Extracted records
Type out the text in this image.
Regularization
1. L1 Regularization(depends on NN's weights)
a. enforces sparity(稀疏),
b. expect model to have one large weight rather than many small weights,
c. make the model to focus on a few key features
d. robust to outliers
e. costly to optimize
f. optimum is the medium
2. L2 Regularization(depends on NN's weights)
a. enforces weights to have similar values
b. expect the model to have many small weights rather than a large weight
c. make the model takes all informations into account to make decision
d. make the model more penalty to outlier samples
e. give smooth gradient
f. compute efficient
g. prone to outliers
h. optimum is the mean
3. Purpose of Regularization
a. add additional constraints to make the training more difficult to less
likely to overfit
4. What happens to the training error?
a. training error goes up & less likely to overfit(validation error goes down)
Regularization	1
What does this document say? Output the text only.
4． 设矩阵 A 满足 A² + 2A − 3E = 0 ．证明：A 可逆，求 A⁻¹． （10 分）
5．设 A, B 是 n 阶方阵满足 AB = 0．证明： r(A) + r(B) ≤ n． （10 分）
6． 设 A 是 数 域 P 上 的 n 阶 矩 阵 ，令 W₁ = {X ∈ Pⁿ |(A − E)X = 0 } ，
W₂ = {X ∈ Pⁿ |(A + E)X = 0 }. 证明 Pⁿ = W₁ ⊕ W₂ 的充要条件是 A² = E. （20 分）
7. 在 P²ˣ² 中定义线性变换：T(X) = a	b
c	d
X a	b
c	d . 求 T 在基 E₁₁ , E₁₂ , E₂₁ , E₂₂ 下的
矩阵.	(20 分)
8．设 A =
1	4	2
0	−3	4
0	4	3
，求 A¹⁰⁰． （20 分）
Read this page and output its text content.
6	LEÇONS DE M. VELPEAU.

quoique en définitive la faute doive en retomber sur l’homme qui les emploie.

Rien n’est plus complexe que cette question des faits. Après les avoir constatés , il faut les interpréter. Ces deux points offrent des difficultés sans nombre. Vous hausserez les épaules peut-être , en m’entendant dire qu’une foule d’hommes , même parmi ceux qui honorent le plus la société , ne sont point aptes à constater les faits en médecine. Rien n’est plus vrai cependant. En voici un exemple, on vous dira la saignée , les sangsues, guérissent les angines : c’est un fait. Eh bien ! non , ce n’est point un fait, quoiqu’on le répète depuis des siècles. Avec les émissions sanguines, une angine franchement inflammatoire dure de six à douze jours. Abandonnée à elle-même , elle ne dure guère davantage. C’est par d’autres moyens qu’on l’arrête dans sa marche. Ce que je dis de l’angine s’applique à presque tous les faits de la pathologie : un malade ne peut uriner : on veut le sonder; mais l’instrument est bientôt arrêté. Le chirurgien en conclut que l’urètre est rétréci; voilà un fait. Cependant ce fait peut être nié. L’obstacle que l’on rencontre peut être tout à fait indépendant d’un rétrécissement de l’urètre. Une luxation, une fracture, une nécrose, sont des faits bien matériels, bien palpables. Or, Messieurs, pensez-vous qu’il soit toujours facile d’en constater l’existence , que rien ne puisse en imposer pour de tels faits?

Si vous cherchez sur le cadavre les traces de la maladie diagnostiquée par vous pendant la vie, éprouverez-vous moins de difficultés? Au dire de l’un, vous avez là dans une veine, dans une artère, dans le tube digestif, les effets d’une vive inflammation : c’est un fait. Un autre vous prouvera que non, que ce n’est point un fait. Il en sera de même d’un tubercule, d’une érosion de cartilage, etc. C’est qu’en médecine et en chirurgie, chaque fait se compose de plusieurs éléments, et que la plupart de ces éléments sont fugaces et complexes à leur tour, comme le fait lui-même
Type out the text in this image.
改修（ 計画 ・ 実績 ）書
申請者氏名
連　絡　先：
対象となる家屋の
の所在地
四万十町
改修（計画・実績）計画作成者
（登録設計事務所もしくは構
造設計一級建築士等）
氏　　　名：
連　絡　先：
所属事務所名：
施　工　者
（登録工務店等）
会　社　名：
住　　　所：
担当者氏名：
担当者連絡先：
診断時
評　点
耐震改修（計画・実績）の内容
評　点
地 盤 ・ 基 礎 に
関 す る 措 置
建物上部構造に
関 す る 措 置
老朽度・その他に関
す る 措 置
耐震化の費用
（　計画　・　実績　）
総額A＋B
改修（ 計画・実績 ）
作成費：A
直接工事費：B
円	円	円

Task brief:
Write out every entry word for word.

Reply to the task:
Type out the text in this image.
Regularization
1. L1 Regularization(depends on NN's weights)
a. enforces sparity(稀疏),
b. expect model to have one large weight rather than many small weights,
c. make the model to focus on a few key features
d. robust to outliers
e. costly to optimize
f. optimum is the medium
2. L2 Regularization(depends on NN's weights)
a. enforces weights to have similar values
b. expect the model to have many small weights rather than a large weight
c. make the model takes all informations into account to make decision
d. make the model more penalty to outlier samples
e. give smooth gradient
f. compute efficient
g. prone to outliers
h. optimum is the mean
3. Purpose of Regularization
a. add additional constraints to make the training more difficult to less
likely to overfit
4. What happens to the training error?
a. training error goes up & less likely to overfit(validation error goes down)
Regularization	1
What does this document say? Output the text only.
4． 设矩阵 A 满足 A² + 2A − 3E = 0 ．证明：A 可逆，求 A⁻¹． （10 分）
5．设 A, B 是 n 阶方阵满足 AB = 0．证明： r(A) + r(B) ≤ n． （10 分）
6． 设 A 是 数 域 P 上 的 n 阶 矩 阵 ，令 W₁ = {X ∈ Pⁿ |(A − E)X = 0 } ，
W₂ = {X ∈ Pⁿ |(A + E)X = 0 }. 证明 Pⁿ = W₁ ⊕ W₂ 的充要条件是 A² = E. （20 分）
7. 在 P²ˣ² 中定义线性变换：T(X) = a	b
c	d
X a	b
c	d . 求 T 在基 E₁₁ , E₁₂ , E₂₁ , E₂₂ 下的
矩阵.	(20 分)
8．设 A =
1	4	2
0	−3	4
0	4	3
，求 A¹⁰⁰． （20 分）
Read this page and output its text content.
6	LEÇONS DE M. VELPEAU.

quoique en définitive la faute doive en retomber sur l’homme qui les emploie.

Rien n’est plus complexe que cette question des faits. Après les avoir constatés , il faut les interpréter. Ces deux points offrent des difficultés sans nombre. Vous hausserez les épaules peut-être , en m’entendant dire qu’une foule d’hommes , même parmi ceux qui honorent le plus la société , ne sont point aptes à constater les faits en médecine. Rien n’est plus vrai cependant. En voici un exemple, on vous dira la saignée , les sangsues, guérissent les angines : c’est un fait. Eh bien ! non , ce n’est point un fait, quoiqu’on le répète depuis des siècles. Avec les émissions sanguines, une angine franchement inflammatoire dure de six à douze jours. Abandonnée à elle-même , elle ne dure guère davantage. C’est par d’autres moyens qu’on l’arrête dans sa marche. Ce que je dis de l’angine s’applique à presque tous les faits de la pathologie : un malade ne peut uriner : on veut le sonder; mais l’instrument est bientôt arrêté. Le chirurgien en conclut que l’urètre est rétréci; voilà un fait. Cependant ce fait peut être nié. L’obstacle que l’on rencontre peut être tout à fait indépendant d’un rétrécissement de l’urètre. Une luxation, une fracture, une nécrose, sont des faits bien matériels, bien palpables. Or, Messieurs, pensez-vous qu’il soit toujours facile d’en constater l’existence , que rien ne puisse en imposer pour de tels faits?

Si vous cherchez sur le cadavre les traces de la maladie diagnostiquée par vous pendant la vie, éprouverez-vous moins de difficultés? Au dire de l’un, vous avez là dans une veine, dans une artère, dans le tube digestif, les effets d’une vive inflammation : c’est un fait. Un autre vous prouvera que non, que ce n’est point un fait. Il en sera de même d’un tubercule, d’une érosion de cartilage, etc. C’est qu’en médecine et en chirurgie, chaque fait se compose de plusieurs éléments, et que la plupart de ces éléments sont fugaces et complexes à leur tour, comme le fait lui-même
Type out the text in this image.
改修（ 計画 ・ 実績 ）書
申請者氏名
連　絡　先：
対象となる家屋の
の所在地
四万十町
改修（計画・実績）計画作成者
（登録設計事務所もしくは構
造設計一級建築士等）
氏　　　名：
連　絡　先：
所属事務所名：
施　工　者
（登録工務店等）
会　社　名：
住　　　所：
担当者氏名：
担当者連絡先：
診断時
評　点
耐震改修（計画・実績）の内容
評　点
地 盤 ・ 基 礎 に
関 す る 措 置
建物上部構造に
関 す る 措 置
老朽度・その他に関
す る 措 置
耐震化の費用
（　計画　・　実績　）
総額A＋B
改修（ 計画・実績 ）
作成費：A
直接工事費：B
円	円	円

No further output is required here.